Lay out every line of the records below as a numbered list, skipping any blank lines. Leave the pictures out.

======== DATA SHOWN ========

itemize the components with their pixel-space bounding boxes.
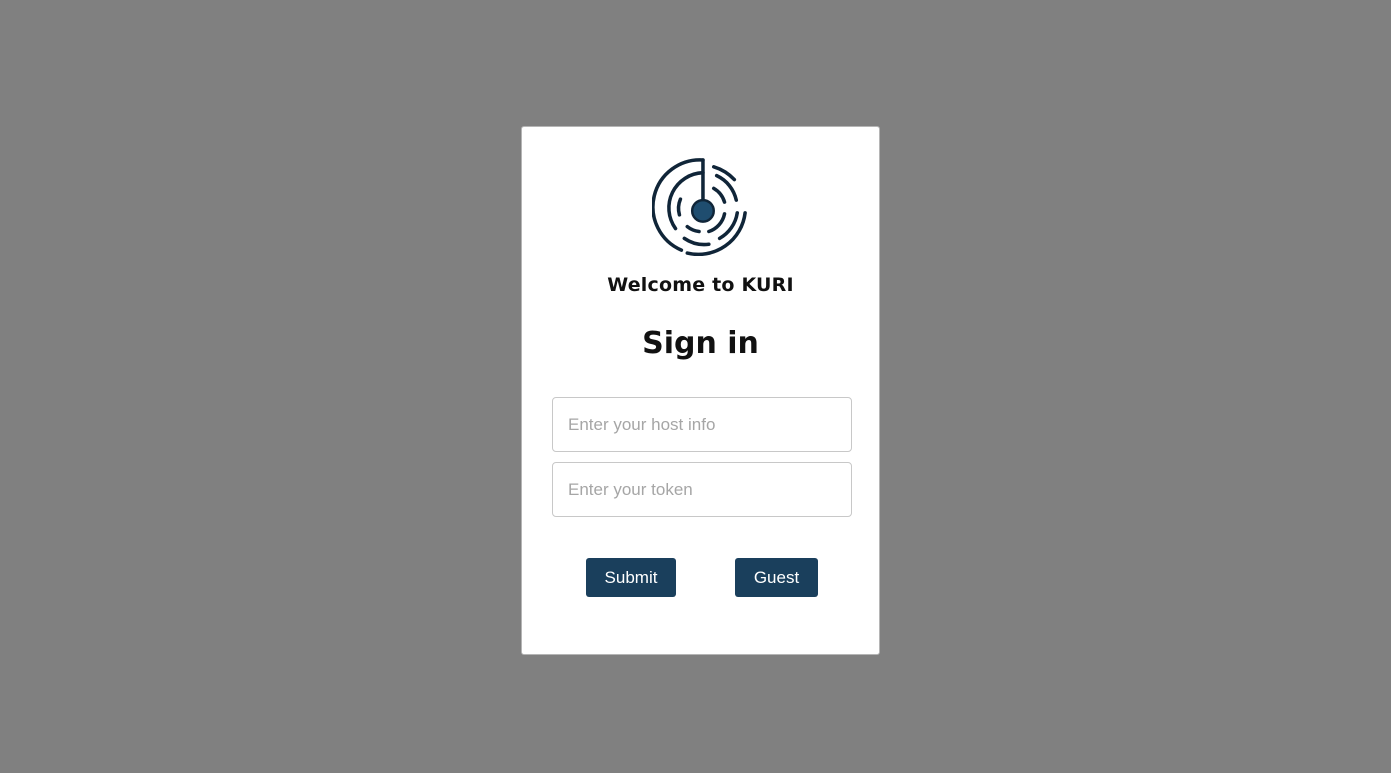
page-title: Sign in	[642, 326, 759, 361]
guest-button[interactable]: Guest	[735, 558, 818, 597]
login-card: Welcome to KURI Sign in Submit Guest	[521, 126, 880, 655]
kuri-logo-icon	[652, 158, 747, 256]
host-info-input[interactable]	[552, 397, 852, 452]
submit-button[interactable]: Submit	[586, 558, 676, 597]
token-input[interactable]	[552, 462, 852, 517]
welcome-text: Welcome to KURI	[607, 274, 794, 296]
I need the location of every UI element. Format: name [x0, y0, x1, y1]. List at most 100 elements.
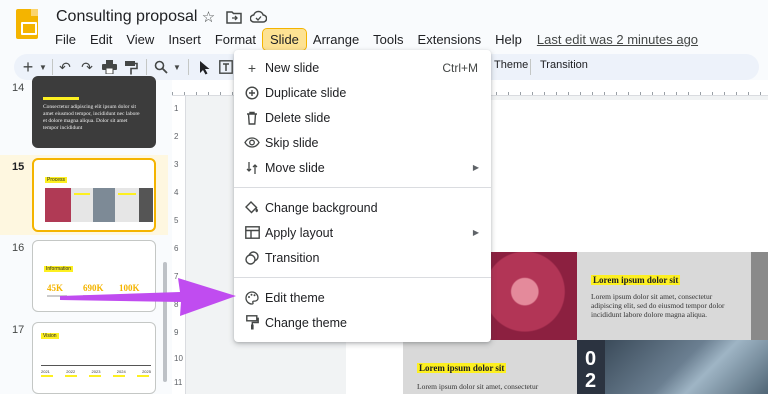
text-box-icon[interactable]	[218, 57, 234, 77]
menu-slide[interactable]: Slide	[262, 28, 307, 51]
menu-arrange[interactable]: Arrange	[306, 29, 366, 50]
toolbar-theme-button[interactable]: Theme	[494, 59, 528, 71]
slide-heading-highlight: Lorem ipsum dolor sit	[417, 363, 507, 373]
layout-icon	[244, 225, 260, 241]
menu-edit[interactable]: Edit	[83, 29, 119, 50]
menu-item-edit-theme[interactable]: Edit theme	[234, 285, 491, 310]
last-edit-link[interactable]: Last edit was 2 minutes ago	[537, 32, 698, 47]
transition-icon	[244, 250, 260, 266]
slide-number: 15	[12, 161, 25, 173]
zoom-dropdown-icon[interactable]: ▼	[172, 57, 182, 77]
select-cursor-icon[interactable]	[196, 57, 214, 77]
filmstrip-row[interactable]: 14 Consectetur adipiscing elit ipsum dol…	[0, 76, 168, 152]
slide-number: 14	[12, 82, 25, 94]
undo-icon[interactable]: ↶	[56, 57, 74, 77]
submenu-arrow-icon: ▶	[472, 228, 479, 237]
header: Consulting proposal ☆ File Edit View Ins…	[0, 0, 768, 52]
menu-view[interactable]: View	[119, 29, 161, 50]
paint-bucket-icon	[244, 200, 260, 216]
plus-icon: +	[247, 59, 257, 76]
slide-text-block[interactable]: Lorem ipsum dolor sit Lorem ipsum dolor …	[403, 340, 577, 394]
menu-item-duplicate-slide[interactable]: Duplicate slide	[234, 80, 491, 105]
thumbnail-image-turbine	[45, 188, 71, 222]
slide-thumbnail-17[interactable]: Vision 2021 2022 2023 2024 2025	[32, 322, 156, 394]
menu-divider	[234, 187, 491, 188]
menu-divider	[234, 277, 491, 278]
trash-icon	[244, 110, 260, 126]
slide-big-number: 0 2	[585, 348, 597, 392]
redo-icon[interactable]: ↷	[78, 57, 96, 77]
menu-item-label: Move slide	[265, 160, 325, 175]
title-actions: ☆	[200, 8, 267, 26]
print-icon[interactable]	[100, 57, 118, 77]
thumbnail-text-block	[115, 188, 139, 222]
menu-item-change-background[interactable]: Change background	[234, 195, 491, 220]
menu-item-label: Change theme	[265, 315, 348, 330]
menu-item-transition[interactable]: Transition	[234, 245, 491, 270]
submenu-arrow-icon: ▶	[472, 163, 479, 172]
thumbnail-image-worker	[93, 188, 115, 222]
slide-number: 17	[12, 324, 25, 336]
duplicate-icon	[244, 85, 260, 101]
timeline-year: 2021	[41, 369, 50, 374]
thumbnail-timeline-markers	[41, 375, 151, 377]
menu-extensions[interactable]: Extensions	[411, 29, 489, 50]
document-title[interactable]: Consulting proposal	[56, 8, 197, 26]
filmstrip-row[interactable]: 17 Vision 2021 2022 2023 2024 2025	[0, 320, 168, 394]
annotation-arrow-icon	[60, 278, 236, 316]
thumbnail-timeline	[41, 365, 151, 366]
paint-format-icon[interactable]	[122, 57, 140, 77]
move-icon	[244, 160, 260, 176]
timeline-year: 2024	[116, 369, 126, 374]
menu-file[interactable]: File	[48, 29, 83, 50]
thumbnail-title: Process	[45, 177, 68, 183]
menu-item-skip-slide[interactable]: Skip slide	[234, 130, 491, 155]
slides-logo-icon[interactable]	[16, 9, 38, 39]
slide-body-text: Lorem ipsum dolor sit amet, consectetur …	[591, 292, 725, 319]
thumbnail-accent-line	[43, 97, 79, 100]
menu-item-label: Duplicate slide	[265, 85, 347, 100]
paint-roller-icon	[244, 315, 260, 331]
slides-app: Consulting proposal ☆ File Edit View Ins…	[0, 0, 768, 394]
zoom-icon[interactable]	[152, 57, 170, 77]
timeline-year: 2022	[66, 369, 76, 374]
move-to-folder-icon[interactable]	[225, 8, 242, 25]
slide-number: 16	[12, 242, 25, 254]
slide-thumbnail-15[interactable]: Process	[32, 158, 156, 232]
slide-thumbnail-14[interactable]: Consectetur adipiscing elit ipsum dolor …	[32, 76, 156, 148]
timeline-year: 2025	[142, 369, 151, 374]
toolbar-divider	[52, 59, 53, 75]
new-slide-plus-icon[interactable]: +	[20, 57, 36, 77]
slide-filmstrip: 14 Consectetur adipiscing elit ipsum dol…	[0, 76, 168, 394]
eye-icon	[244, 135, 260, 151]
slide-number-block[interactable]: 0 2	[577, 340, 605, 394]
cloud-saved-icon[interactable]	[250, 8, 267, 25]
toolbar-divider	[146, 59, 147, 75]
slide-text-block[interactable]: Lorem ipsum dolor sit Lorem ipsum dolor …	[577, 252, 751, 340]
menu-item-change-theme[interactable]: Change theme	[234, 310, 491, 335]
menu-tools[interactable]: Tools	[366, 29, 410, 50]
thumbnail-title: Information	[44, 266, 74, 272]
menu-item-label: Apply layout	[265, 225, 334, 240]
slide-heading-highlight: Lorem ipsum dolor sit	[591, 275, 681, 285]
menu-item-new-slide[interactable]: + New slide Ctrl+M	[234, 55, 491, 80]
timeline-year: 2023	[91, 369, 101, 374]
menu-item-apply-layout[interactable]: Apply layout ▶	[234, 220, 491, 245]
filmstrip-row-selected[interactable]: 15 Process	[0, 155, 168, 235]
menu-item-move-slide[interactable]: Move slide ▶	[234, 155, 491, 180]
menu-item-delete-slide[interactable]: Delete slide	[234, 105, 491, 130]
slide-menu-dropdown: + New slide Ctrl+M Duplicate slide Delet…	[234, 50, 491, 342]
toolbar-transition-button[interactable]: Transition	[540, 59, 588, 71]
thumbnail-body-text: Consectetur adipiscing elit ipsum dolor …	[43, 104, 140, 131]
thumbnail-timeline-years: 2021 2022 2023 2024 2025	[41, 369, 151, 374]
slide-image-gear[interactable]	[751, 252, 768, 340]
star-icon[interactable]: ☆	[200, 8, 217, 26]
menu-format[interactable]: Format	[208, 29, 263, 50]
menu-item-shortcut: Ctrl+M	[442, 60, 478, 75]
menu-insert[interactable]: Insert	[161, 29, 208, 50]
slide-image-worker[interactable]	[605, 340, 768, 394]
new-slide-dropdown-icon[interactable]: ▼	[38, 57, 48, 77]
menu-item-label: Edit theme	[265, 290, 325, 305]
menu-help[interactable]: Help	[488, 29, 529, 50]
menu-bar: File Edit View Insert Format Slide Arran…	[48, 28, 698, 51]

========

_WRITTEN ANSWER:_
1. itemize the components with their pixel-space bounding boxes.
2. page-title: Sign in	[642, 326, 759, 361]
3. guest-button[interactable]: Guest	[735, 558, 818, 597]
4. login-card: Welcome to KURI Sign in Submit Guest	[521, 126, 880, 655]
5. kuri-logo-icon	[652, 158, 747, 256]
6. host-info-input[interactable]	[552, 397, 852, 452]
7. submit-button[interactable]: Submit	[586, 558, 676, 597]
8. token-input[interactable]	[552, 462, 852, 517]
9. welcome-text: Welcome to KURI	[607, 274, 794, 296]
10. I need the location of every UI element. Format: name [x0, y0, x1, y1]. List at most 100 elements.
11. text-box-icon[interactable]	[218, 57, 234, 77]
12. menu-slide[interactable]: Slide	[262, 28, 307, 51]
13. menu-arrange[interactable]: Arrange	[306, 29, 366, 50]
14. toolbar-theme-button[interactable]: Theme	[494, 59, 528, 71]
15. slide-heading-highlight: Lorem ipsum dolor sit	[417, 363, 507, 373]
16. layout-icon	[244, 225, 260, 241]
17. menu-edit[interactable]: Edit	[83, 29, 119, 50]
18. menu-item-edit-theme[interactable]: Edit theme	[234, 285, 491, 310]
19. last-edit-link[interactable]: Last edit was 2 minutes ago	[537, 32, 698, 47]
20. transition-icon	[244, 250, 260, 266]
21. slide-number: 15	[12, 161, 25, 173]
22. zoom-dropdown-icon[interactable]: ▼	[172, 57, 182, 77]
23. select-cursor-icon[interactable]	[196, 57, 214, 77]
24. filmstrip-row[interactable]: 14 Consectetur adipiscing elit ipsum dol…	[0, 76, 168, 152]
25. slide-number: 14	[12, 82, 25, 94]
26. undo-icon[interactable]: ↶	[56, 57, 74, 77]
27. submenu-arrow-icon: ▶	[472, 228, 479, 237]
28. header: Consulting proposal ☆ File Edit View Ins…	[0, 0, 768, 52]
29. menu-view[interactable]: View	[119, 29, 161, 50]
30. paint-bucket-icon	[244, 200, 260, 216]
31. plus-icon: +	[247, 59, 257, 76]
32. slide-text-block[interactable]: Lorem ipsum dolor sit Lorem ipsum dolor …	[403, 340, 577, 394]
33. menu-item-duplicate-slide[interactable]: Duplicate slide	[234, 80, 491, 105]
34. thumbnail-image-turbine	[45, 188, 71, 222]
35. slide-thumbnail-17[interactable]: Vision 2021 2022 2023 2024 2025	[32, 322, 156, 394]
36. menu-divider	[234, 187, 491, 188]
37. menu-divider	[234, 277, 491, 278]
38. trash-icon	[244, 110, 260, 126]
39. slide-big-number: 0 2	[585, 348, 597, 392]
40. redo-icon[interactable]: ↷	[78, 57, 96, 77]
41. menu-item-label: Move slide	[265, 160, 325, 175]
42. title-actions: ☆	[200, 8, 267, 26]
43. print-icon[interactable]	[100, 57, 118, 77]
44. thumbnail-text-block	[115, 188, 139, 222]
45. menu-item-change-background[interactable]: Change background	[234, 195, 491, 220]
46. menu-item-label: Change theme	[265, 315, 348, 330]
47. menu-item-transition[interactable]: Transition	[234, 245, 491, 270]
48. submenu-arrow-icon: ▶	[472, 163, 479, 172]
49. thumbnail-image-worker	[93, 188, 115, 222]
50. slide-number: 17	[12, 324, 25, 336]
51. duplicate-icon	[244, 85, 260, 101]
52. timeline-year: 2021	[41, 369, 50, 374]
53. thumbnail-timeline-markers	[41, 375, 151, 377]
54. menu-extensions[interactable]: Extensions	[411, 29, 489, 50]
55. document-title[interactable]: Consulting proposal	[56, 8, 197, 26]
56. filmstrip-row[interactable]: 17 Vision 2021 2022 2023 2024 2025	[0, 320, 168, 394]
57. annotation-arrow-icon	[60, 278, 236, 316]
58. thumbnail-timeline	[41, 365, 151, 366]
59. paint-format-icon[interactable]	[122, 57, 140, 77]
60. move-icon	[244, 160, 260, 176]
61. timeline-year: 2024	[116, 369, 126, 374]
62. menu-file[interactable]: File	[48, 29, 83, 50]
63. thumbnail-title: Process	[45, 177, 68, 183]
64. menu-item-skip-slide[interactable]: Skip slide	[234, 130, 491, 155]
65. slides-logo-icon[interactable]	[16, 9, 38, 39]
66. slide-body-text: Lorem ipsum dolor sit amet, consectetur …	[591, 292, 725, 319]
67. thumbnail-accent-line	[43, 97, 79, 100]
68. menu-item-label: Duplicate slide	[265, 85, 347, 100]
69. paint-roller-icon	[244, 315, 260, 331]
70. slides-app: Consulting proposal ☆ File Edit View Ins…	[0, 0, 768, 394]
71. zoom-icon[interactable]	[152, 57, 170, 77]
72. timeline-year: 2022	[66, 369, 76, 374]
73. move-to-folder-icon[interactable]	[225, 8, 242, 25]
74. slide-number: 16	[12, 242, 25, 254]
75. slide-thumbnail-15[interactable]: Process	[32, 158, 156, 232]
76. slide-thumbnail-14[interactable]: Consectetur adipiscing elit ipsum dolor …	[32, 76, 156, 148]
77. timeline-year: 2025	[142, 369, 151, 374]
78. toolbar-divider	[52, 59, 53, 75]
79. new-slide-plus-icon[interactable]: +	[20, 57, 36, 77]
80. slide-filmstrip: 14 Consectetur adipiscing elit ipsum dol…	[0, 76, 168, 394]
81. eye-icon	[244, 135, 260, 151]
82. slide-number-block[interactable]: 0 2	[577, 340, 605, 394]
83. cloud-saved-icon[interactable]	[250, 8, 267, 25]
84. toolbar-divider	[146, 59, 147, 75]
85. slide-text-block[interactable]: Lorem ipsum dolor sit Lorem ipsum dolor …	[577, 252, 751, 340]
86. menu-item-change-theme[interactable]: Change theme	[234, 310, 491, 335]
87. menu-tools[interactable]: Tools	[366, 29, 410, 50]
88. thumbnail-title: Information	[44, 266, 74, 272]
89. menu-item-label: Apply layout	[265, 225, 334, 240]
90. slide-heading-highlight: Lorem ipsum dolor sit	[591, 275, 681, 285]
91. menu-item-new-slide[interactable]: + New slide Ctrl+M	[234, 55, 491, 80]
92. timeline-year: 2023	[91, 369, 101, 374]
93. menu-item-apply-layout[interactable]: Apply layout ▶	[234, 220, 491, 245]
94. filmstrip-row-selected[interactable]: 15 Process	[0, 155, 168, 235]
95. menu-item-move-slide[interactable]: Move slide ▶	[234, 155, 491, 180]
96. menu-item-delete-slide[interactable]: Delete slide	[234, 105, 491, 130]
97. slide-menu-dropdown: + New slide Ctrl+M Duplicate slide Delet…	[234, 50, 491, 342]
98. toolbar-transition-button[interactable]: Transition	[540, 59, 588, 71]
99. thumbnail-body-text: Consectetur adipiscing elit ipsum dolor …	[43, 104, 140, 131]
100. thumbnail-timeline-years: 2021 2022 2023 2024 2025	[41, 369, 151, 374]
101. slide-image-gear[interactable]	[751, 252, 768, 340]
102. star-icon[interactable]: ☆	[200, 8, 217, 26]
103. menu-format[interactable]: Format	[208, 29, 263, 50]
104. menu-item-shortcut: Ctrl+M	[442, 60, 478, 75]
105. menu-insert[interactable]: Insert	[161, 29, 208, 50]
106. slide-image-worker[interactable]	[605, 340, 768, 394]
107. new-slide-dropdown-icon[interactable]: ▼	[38, 57, 48, 77]
108. menu-item-label: Edit theme	[265, 290, 325, 305]
109. menu-help[interactable]: Help	[488, 29, 529, 50]
110. menu-bar: File Edit View Insert Format Slide Arran…	[48, 28, 698, 51]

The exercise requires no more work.